### What is required
Find the lines with "JSON" in them and copy them out.

### Raw records

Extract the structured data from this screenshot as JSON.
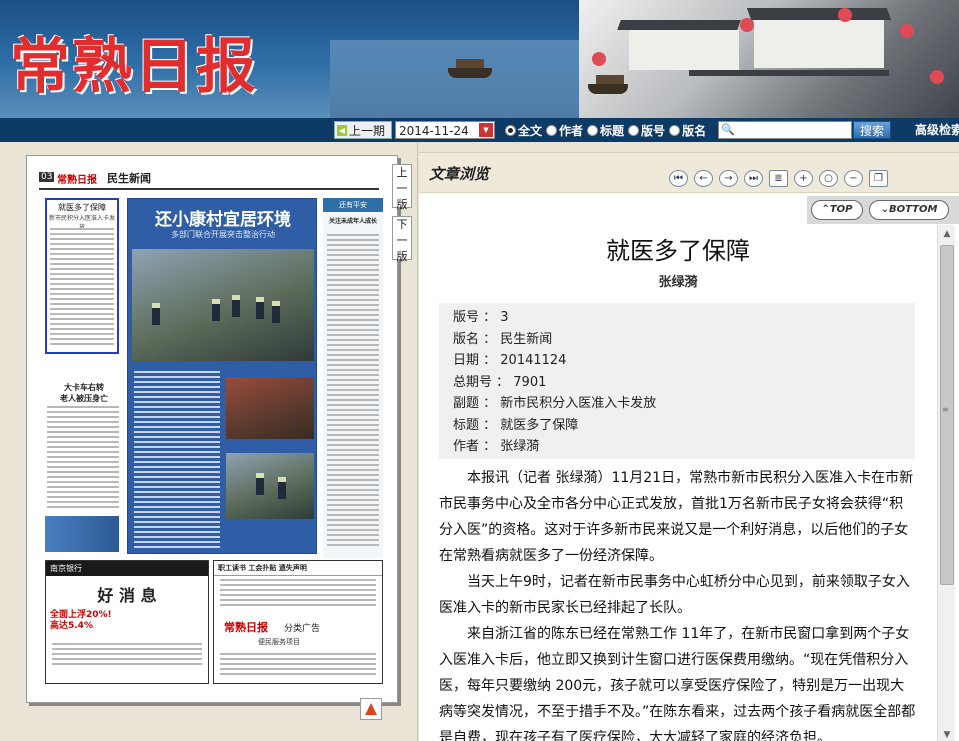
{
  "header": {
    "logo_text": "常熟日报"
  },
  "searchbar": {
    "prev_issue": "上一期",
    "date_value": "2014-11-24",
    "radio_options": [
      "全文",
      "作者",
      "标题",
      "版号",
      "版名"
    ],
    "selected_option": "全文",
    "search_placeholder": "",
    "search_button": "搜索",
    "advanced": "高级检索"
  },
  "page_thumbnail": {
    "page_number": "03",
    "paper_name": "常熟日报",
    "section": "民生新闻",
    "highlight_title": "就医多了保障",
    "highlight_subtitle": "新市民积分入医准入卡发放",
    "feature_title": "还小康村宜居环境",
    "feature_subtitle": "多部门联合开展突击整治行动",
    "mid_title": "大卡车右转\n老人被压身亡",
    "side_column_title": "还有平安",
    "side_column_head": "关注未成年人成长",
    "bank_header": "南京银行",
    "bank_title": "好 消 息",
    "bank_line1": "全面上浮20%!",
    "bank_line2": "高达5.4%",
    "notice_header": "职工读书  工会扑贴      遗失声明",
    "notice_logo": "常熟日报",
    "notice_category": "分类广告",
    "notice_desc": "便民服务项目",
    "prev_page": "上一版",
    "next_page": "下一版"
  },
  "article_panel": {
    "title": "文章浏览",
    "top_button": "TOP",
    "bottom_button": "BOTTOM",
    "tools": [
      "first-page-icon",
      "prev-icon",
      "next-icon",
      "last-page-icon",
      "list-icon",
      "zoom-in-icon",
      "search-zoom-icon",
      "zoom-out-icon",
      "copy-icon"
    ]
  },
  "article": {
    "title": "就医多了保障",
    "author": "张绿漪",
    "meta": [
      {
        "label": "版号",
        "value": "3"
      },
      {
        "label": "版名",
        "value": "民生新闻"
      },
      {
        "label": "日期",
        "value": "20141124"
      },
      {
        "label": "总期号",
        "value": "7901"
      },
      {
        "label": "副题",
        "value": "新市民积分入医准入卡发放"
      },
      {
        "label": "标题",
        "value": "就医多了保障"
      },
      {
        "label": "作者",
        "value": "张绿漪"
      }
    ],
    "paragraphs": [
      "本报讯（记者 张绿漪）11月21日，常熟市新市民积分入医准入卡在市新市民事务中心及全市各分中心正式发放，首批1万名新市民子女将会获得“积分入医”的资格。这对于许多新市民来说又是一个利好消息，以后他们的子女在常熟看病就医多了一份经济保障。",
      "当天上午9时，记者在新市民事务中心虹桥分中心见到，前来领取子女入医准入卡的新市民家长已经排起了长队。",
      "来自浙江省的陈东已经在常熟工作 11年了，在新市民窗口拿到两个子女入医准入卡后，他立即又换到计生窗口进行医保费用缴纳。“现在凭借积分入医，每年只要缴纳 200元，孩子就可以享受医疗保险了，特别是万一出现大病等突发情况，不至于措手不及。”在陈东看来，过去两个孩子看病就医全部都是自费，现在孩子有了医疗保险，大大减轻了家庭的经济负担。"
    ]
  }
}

* * *

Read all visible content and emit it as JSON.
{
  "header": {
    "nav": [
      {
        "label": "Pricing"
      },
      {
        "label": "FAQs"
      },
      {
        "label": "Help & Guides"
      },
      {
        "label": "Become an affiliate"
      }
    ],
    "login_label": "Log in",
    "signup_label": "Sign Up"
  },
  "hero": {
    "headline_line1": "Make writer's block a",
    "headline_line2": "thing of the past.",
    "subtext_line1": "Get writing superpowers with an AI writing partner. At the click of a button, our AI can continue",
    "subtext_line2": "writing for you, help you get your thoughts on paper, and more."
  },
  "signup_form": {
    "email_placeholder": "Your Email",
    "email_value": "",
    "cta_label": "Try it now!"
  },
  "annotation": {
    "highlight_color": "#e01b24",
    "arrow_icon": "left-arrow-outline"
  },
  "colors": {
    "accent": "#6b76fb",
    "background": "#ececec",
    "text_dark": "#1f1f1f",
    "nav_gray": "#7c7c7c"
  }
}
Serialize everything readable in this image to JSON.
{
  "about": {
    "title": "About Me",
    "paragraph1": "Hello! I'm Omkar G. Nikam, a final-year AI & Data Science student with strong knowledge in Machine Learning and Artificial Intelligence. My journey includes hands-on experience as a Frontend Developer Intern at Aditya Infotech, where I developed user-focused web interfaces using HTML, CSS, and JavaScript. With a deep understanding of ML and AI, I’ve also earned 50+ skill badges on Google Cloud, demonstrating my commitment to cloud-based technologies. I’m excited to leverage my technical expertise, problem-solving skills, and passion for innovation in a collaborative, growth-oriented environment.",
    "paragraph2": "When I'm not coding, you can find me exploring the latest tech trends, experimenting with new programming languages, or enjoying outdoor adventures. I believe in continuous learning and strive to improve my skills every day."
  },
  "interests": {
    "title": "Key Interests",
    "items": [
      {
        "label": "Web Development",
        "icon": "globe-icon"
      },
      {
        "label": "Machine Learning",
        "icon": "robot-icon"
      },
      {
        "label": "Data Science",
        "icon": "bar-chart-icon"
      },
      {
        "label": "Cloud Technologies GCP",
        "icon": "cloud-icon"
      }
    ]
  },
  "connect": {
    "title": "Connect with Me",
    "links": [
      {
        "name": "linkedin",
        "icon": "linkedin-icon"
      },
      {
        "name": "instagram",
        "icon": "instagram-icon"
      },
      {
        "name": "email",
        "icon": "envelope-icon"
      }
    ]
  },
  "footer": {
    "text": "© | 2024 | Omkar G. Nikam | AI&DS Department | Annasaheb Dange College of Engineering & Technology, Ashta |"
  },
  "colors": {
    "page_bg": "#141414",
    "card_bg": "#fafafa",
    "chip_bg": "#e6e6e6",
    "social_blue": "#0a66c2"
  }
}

==

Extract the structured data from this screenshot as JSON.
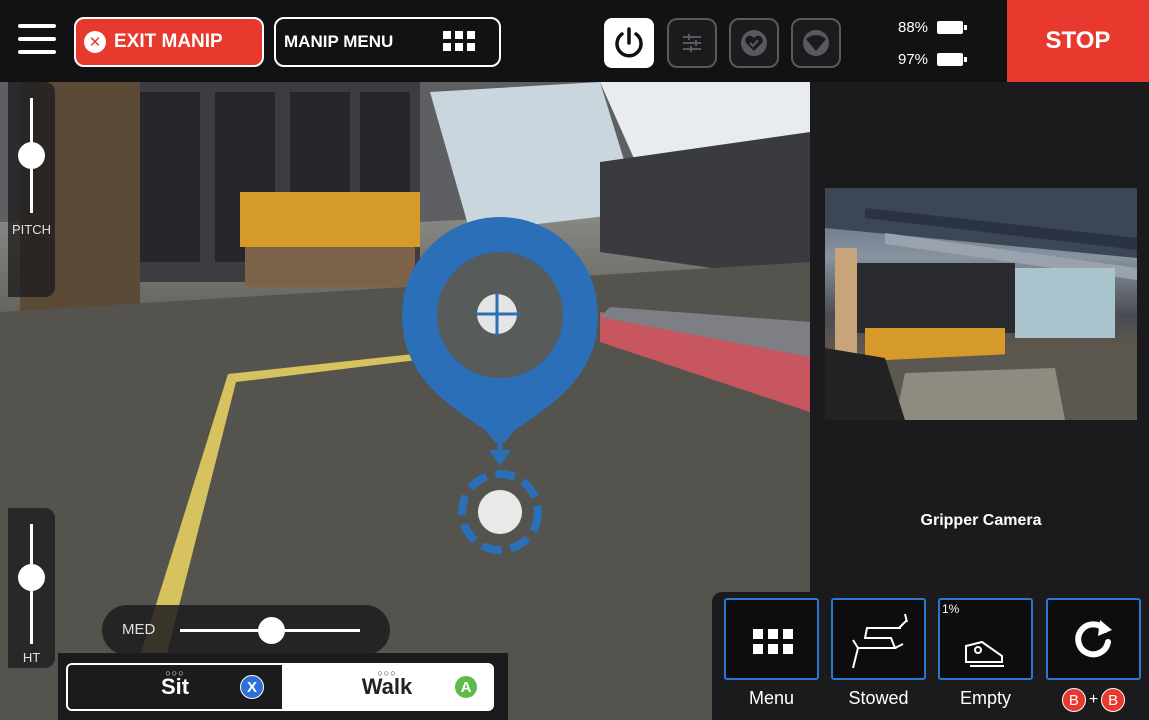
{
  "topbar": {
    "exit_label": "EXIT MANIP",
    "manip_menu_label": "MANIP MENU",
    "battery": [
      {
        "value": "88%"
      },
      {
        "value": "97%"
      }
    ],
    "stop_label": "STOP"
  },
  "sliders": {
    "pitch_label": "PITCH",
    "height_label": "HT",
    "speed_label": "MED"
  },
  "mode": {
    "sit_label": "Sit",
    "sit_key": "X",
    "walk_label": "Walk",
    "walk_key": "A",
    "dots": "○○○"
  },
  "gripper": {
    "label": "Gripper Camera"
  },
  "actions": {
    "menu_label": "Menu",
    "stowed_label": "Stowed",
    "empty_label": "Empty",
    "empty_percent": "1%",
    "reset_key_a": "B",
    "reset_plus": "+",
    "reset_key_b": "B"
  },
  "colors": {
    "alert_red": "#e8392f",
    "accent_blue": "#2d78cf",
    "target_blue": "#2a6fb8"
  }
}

### Result of this exercise
Extract the structured data from this screenshot as JSON.
Read all visible content and emit it as JSON.
Serialize everything readable in this image to JSON.
Extract the structured data from this screenshot as JSON.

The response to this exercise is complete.